---------- Provided records

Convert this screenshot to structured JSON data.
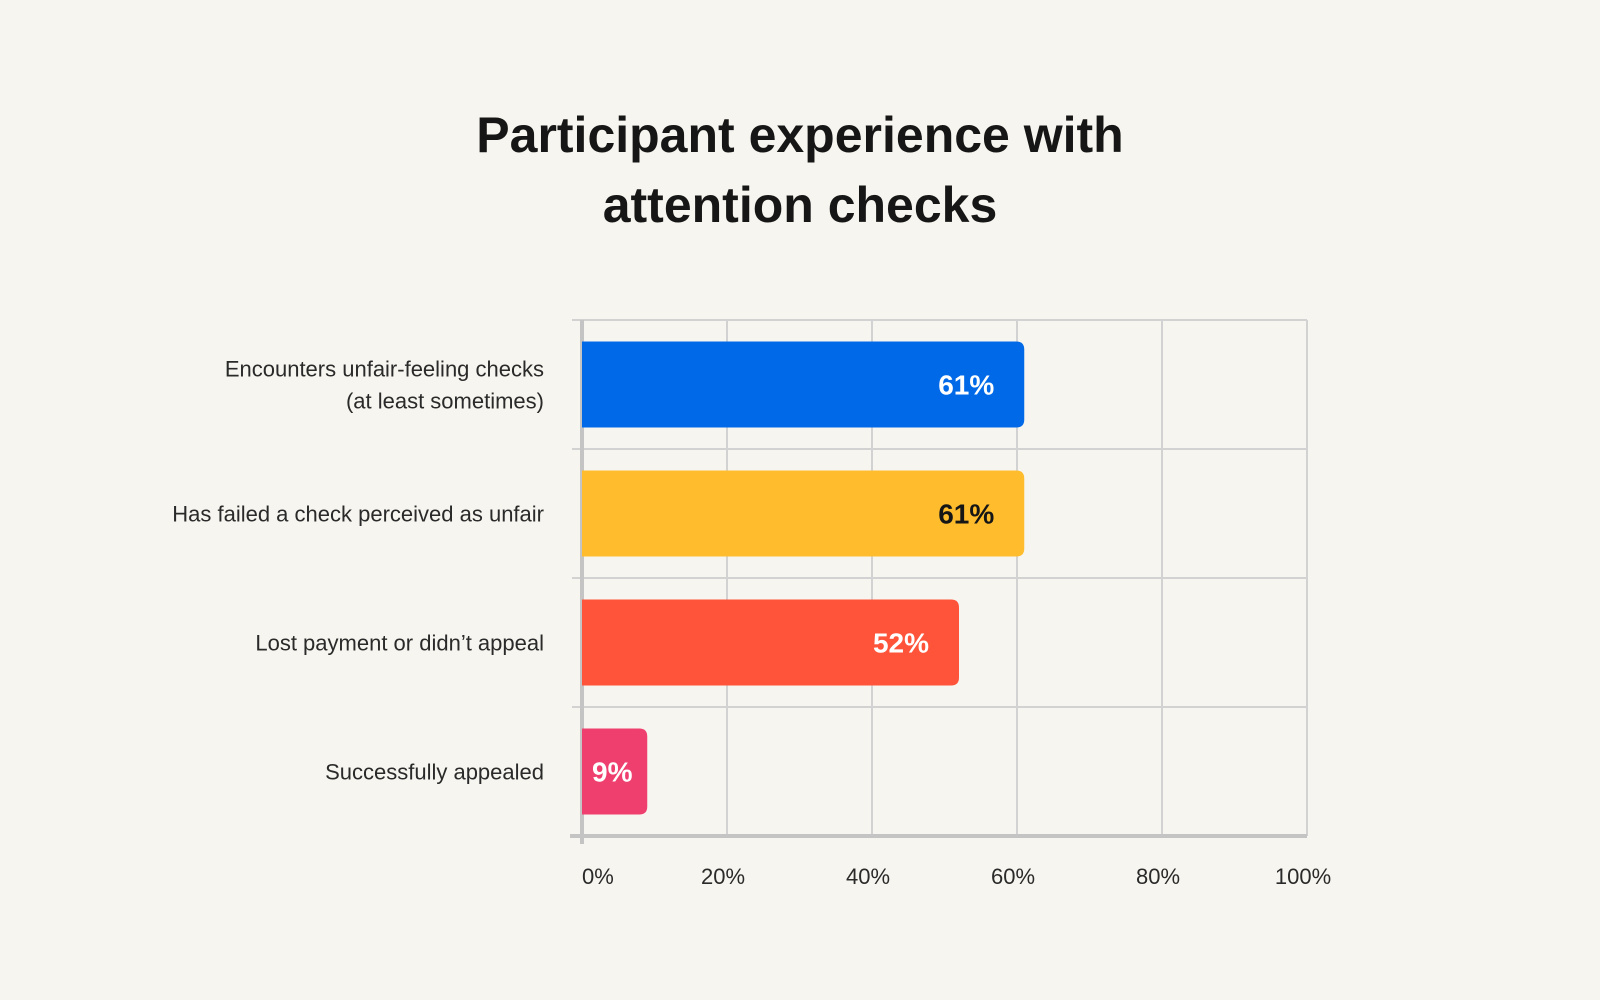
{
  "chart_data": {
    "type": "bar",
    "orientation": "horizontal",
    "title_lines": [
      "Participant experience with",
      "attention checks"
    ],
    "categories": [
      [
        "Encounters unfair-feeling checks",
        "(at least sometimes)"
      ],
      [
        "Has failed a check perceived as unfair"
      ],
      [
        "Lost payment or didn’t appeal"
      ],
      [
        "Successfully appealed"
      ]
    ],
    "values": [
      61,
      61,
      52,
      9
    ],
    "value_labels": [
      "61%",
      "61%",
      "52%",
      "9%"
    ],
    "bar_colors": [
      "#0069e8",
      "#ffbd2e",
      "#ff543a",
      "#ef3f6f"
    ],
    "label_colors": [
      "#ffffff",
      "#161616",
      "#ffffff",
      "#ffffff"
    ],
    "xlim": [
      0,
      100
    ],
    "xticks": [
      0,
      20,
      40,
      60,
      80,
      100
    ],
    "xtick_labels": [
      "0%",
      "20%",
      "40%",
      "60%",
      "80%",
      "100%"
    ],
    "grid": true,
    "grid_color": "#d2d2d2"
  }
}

--------------------
---------- Provided records

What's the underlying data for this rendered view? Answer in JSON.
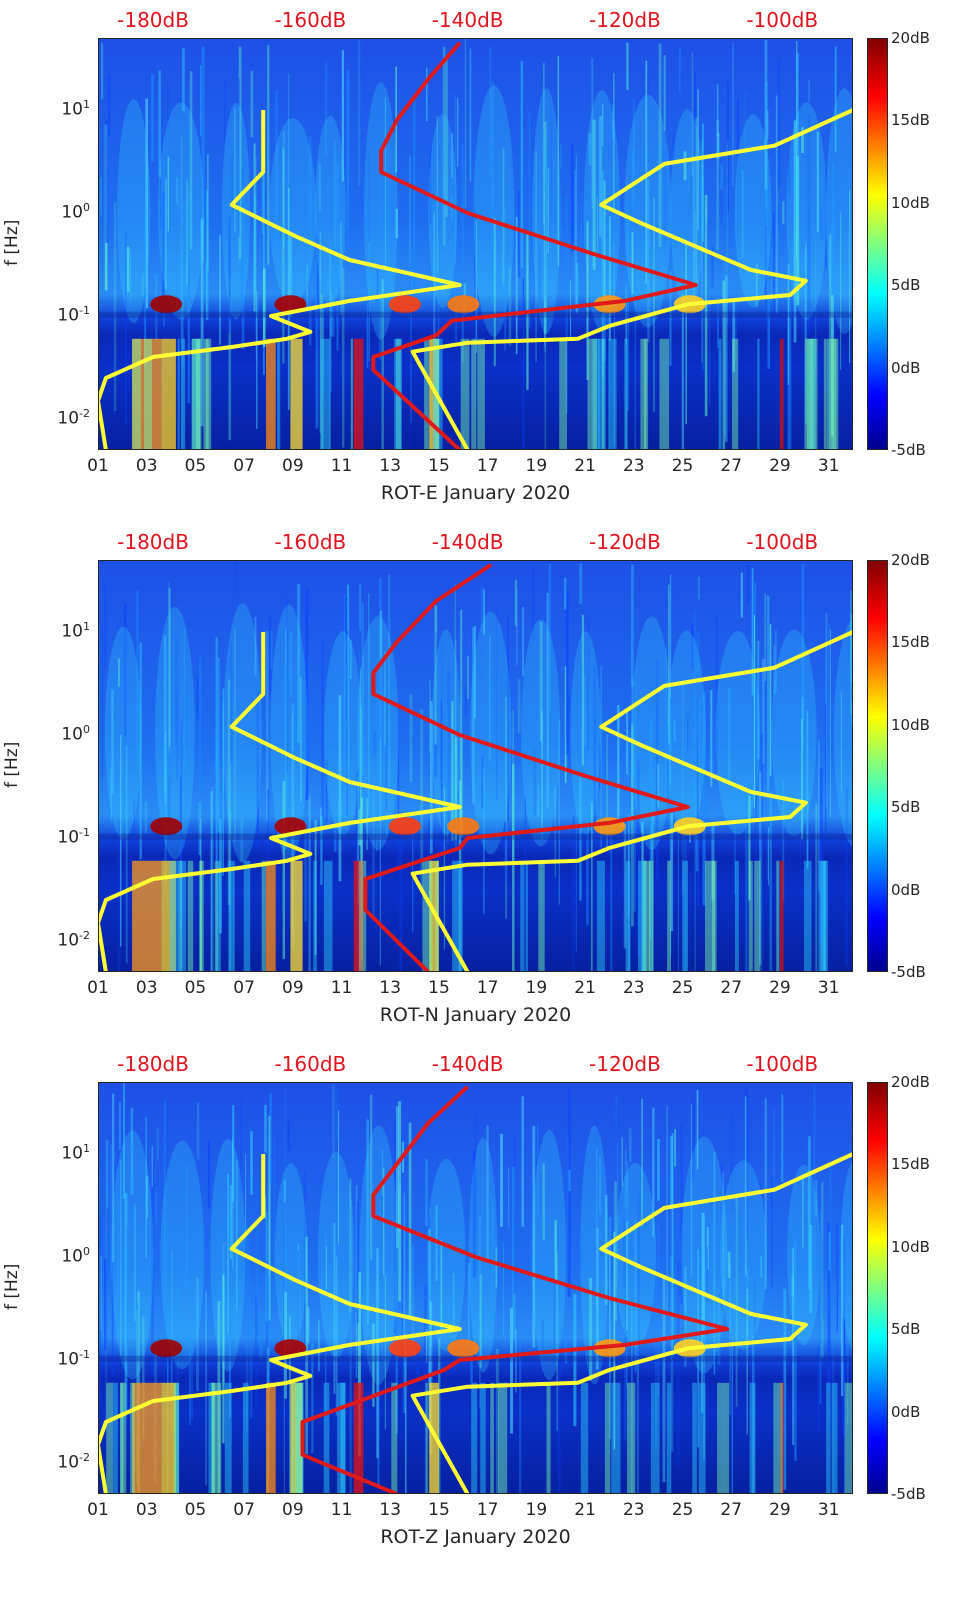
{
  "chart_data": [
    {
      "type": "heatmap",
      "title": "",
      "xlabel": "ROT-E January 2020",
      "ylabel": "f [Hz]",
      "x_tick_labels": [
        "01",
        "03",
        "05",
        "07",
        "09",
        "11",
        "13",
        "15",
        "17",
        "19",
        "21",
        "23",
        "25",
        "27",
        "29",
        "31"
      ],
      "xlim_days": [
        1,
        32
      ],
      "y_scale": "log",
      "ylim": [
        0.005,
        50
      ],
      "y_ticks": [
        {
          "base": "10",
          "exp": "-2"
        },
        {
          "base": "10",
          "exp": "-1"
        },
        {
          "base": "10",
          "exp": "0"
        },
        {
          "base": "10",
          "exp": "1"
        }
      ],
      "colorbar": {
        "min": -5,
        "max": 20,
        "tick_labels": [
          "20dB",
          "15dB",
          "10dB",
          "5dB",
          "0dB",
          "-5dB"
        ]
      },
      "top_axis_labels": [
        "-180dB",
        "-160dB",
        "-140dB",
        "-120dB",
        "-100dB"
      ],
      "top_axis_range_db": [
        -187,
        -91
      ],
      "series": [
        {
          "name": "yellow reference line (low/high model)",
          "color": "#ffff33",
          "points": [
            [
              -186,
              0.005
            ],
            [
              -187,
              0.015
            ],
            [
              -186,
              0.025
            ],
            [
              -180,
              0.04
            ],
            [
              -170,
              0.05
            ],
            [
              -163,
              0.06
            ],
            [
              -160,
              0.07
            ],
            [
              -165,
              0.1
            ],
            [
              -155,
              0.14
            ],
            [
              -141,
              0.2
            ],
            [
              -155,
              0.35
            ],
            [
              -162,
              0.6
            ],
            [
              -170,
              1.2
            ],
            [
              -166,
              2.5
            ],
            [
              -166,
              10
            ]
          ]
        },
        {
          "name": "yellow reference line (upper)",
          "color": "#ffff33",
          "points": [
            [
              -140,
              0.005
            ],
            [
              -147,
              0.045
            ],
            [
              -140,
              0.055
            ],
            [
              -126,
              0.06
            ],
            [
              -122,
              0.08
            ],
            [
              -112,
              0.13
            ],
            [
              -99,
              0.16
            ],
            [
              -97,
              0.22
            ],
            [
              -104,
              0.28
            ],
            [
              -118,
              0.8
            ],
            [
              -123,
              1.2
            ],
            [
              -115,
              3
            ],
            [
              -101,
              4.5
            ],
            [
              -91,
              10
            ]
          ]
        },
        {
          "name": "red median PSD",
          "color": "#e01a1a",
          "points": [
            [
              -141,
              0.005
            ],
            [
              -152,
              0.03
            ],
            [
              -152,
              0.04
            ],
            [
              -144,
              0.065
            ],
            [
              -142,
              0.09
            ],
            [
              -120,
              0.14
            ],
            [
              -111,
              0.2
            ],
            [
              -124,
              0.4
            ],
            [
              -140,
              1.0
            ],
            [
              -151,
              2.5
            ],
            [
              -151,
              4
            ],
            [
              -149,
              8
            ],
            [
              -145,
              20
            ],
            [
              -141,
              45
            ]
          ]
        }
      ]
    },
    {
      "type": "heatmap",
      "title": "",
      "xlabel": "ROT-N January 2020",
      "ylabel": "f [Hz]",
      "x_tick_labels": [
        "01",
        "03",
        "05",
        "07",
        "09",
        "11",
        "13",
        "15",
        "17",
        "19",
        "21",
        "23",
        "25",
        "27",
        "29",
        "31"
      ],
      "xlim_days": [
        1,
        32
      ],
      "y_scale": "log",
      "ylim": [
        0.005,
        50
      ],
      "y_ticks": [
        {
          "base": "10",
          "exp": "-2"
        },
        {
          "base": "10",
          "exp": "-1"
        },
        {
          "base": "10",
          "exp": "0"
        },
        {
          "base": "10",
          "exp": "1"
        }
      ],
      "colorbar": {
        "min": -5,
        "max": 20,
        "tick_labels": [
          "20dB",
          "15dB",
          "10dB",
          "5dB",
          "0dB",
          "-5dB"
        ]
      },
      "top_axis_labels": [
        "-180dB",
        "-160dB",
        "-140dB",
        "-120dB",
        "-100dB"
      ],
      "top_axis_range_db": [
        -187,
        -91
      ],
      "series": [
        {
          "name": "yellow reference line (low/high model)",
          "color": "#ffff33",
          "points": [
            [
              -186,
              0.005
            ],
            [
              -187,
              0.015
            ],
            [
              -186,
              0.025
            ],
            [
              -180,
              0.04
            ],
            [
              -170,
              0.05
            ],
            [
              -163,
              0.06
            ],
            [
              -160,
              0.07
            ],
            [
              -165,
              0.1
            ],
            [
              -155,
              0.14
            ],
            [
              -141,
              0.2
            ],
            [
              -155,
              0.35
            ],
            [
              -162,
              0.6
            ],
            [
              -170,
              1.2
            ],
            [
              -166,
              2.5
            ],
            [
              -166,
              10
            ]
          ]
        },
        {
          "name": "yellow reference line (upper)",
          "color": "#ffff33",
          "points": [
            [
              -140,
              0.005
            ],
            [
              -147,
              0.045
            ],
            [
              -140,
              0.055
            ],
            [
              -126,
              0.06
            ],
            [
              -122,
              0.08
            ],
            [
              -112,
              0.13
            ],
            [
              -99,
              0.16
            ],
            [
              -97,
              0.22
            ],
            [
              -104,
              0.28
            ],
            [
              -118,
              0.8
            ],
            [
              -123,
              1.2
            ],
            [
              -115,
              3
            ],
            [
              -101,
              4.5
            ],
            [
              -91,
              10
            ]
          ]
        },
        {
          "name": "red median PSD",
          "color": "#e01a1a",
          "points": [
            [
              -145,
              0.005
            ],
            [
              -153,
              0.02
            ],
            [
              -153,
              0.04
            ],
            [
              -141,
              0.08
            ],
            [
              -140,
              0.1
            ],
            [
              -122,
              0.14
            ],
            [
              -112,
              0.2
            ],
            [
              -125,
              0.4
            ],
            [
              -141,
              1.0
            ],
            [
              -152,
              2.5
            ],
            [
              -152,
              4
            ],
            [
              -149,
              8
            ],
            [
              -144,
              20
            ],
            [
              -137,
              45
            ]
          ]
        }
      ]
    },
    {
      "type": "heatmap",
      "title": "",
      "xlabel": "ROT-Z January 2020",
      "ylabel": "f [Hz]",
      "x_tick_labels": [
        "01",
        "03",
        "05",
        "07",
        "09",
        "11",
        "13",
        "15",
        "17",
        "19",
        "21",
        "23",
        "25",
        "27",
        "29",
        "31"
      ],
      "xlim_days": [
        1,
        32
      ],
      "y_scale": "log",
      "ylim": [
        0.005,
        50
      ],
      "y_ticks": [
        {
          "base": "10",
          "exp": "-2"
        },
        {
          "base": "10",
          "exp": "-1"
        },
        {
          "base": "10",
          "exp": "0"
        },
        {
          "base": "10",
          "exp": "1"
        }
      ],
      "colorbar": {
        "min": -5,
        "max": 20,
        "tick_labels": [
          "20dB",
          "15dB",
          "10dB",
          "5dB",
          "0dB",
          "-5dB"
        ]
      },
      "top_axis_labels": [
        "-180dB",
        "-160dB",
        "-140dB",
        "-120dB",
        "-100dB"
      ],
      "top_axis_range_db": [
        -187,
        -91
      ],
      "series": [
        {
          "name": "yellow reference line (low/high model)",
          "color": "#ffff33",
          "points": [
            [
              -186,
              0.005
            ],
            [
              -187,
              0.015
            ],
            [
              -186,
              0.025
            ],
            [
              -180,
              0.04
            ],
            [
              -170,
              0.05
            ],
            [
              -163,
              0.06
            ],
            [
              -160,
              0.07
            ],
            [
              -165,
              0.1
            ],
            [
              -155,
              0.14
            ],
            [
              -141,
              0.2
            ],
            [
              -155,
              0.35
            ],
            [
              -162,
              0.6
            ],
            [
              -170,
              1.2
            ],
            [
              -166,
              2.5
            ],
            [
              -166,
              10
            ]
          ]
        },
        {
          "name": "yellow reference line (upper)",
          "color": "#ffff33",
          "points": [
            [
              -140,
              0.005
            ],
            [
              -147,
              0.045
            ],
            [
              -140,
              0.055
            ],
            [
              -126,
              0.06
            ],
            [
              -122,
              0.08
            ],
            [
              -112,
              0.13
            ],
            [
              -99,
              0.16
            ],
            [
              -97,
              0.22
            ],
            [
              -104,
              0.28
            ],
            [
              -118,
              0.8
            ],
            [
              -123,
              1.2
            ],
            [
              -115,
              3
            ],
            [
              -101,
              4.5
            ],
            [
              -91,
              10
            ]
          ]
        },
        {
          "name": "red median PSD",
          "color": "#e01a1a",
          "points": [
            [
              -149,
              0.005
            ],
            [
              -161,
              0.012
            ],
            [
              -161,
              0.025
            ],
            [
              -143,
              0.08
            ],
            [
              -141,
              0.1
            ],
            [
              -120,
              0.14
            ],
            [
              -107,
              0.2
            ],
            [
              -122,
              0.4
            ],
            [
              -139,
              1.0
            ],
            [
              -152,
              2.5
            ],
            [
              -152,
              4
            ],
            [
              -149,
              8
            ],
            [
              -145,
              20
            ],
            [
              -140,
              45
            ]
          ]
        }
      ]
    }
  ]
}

--------------------

## What is being asked
Return only the number of lines in the preceding records that contain the string "unfair".

## Solution to this problem
2